◆ Instruction ◆
Identify and copy all lines of the material where the string "isso" is found.

◆ Information provided ◆
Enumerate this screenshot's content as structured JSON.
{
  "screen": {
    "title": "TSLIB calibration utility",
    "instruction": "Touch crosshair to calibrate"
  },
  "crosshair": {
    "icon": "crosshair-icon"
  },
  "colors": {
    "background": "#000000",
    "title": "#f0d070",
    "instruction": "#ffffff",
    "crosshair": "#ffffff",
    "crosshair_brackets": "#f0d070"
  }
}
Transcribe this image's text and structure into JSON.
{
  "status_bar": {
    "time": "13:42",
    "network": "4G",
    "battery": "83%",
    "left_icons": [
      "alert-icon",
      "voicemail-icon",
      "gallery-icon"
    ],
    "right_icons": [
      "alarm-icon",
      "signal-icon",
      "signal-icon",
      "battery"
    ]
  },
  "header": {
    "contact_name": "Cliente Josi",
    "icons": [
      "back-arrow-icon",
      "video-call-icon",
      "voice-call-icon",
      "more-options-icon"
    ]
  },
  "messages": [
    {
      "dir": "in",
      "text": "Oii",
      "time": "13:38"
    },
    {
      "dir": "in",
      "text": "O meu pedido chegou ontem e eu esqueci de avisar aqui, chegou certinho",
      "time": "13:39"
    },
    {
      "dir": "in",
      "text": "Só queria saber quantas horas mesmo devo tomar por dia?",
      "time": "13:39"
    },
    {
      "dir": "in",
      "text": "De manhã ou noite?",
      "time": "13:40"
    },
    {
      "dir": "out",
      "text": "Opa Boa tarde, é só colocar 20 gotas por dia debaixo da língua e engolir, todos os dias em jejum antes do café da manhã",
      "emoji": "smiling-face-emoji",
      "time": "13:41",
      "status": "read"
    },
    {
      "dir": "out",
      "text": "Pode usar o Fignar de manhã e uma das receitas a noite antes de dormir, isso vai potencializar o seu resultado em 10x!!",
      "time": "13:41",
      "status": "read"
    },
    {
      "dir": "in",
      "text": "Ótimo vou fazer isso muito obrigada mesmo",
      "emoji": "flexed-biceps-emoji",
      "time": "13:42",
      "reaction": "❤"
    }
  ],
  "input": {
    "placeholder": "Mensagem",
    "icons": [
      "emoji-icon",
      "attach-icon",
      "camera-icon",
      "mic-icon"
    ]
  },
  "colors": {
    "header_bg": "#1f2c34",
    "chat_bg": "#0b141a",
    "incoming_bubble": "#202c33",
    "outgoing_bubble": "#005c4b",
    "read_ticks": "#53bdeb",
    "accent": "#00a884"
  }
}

◆ Expected output ◆
      "text": "Pode usar o Fignar de manhã e uma das receitas a noite antes de dormir, isso vai potencializar o seu resultado em 10x!!",
      "text": "Ótimo vou fazer isso muito obrigada mesmo",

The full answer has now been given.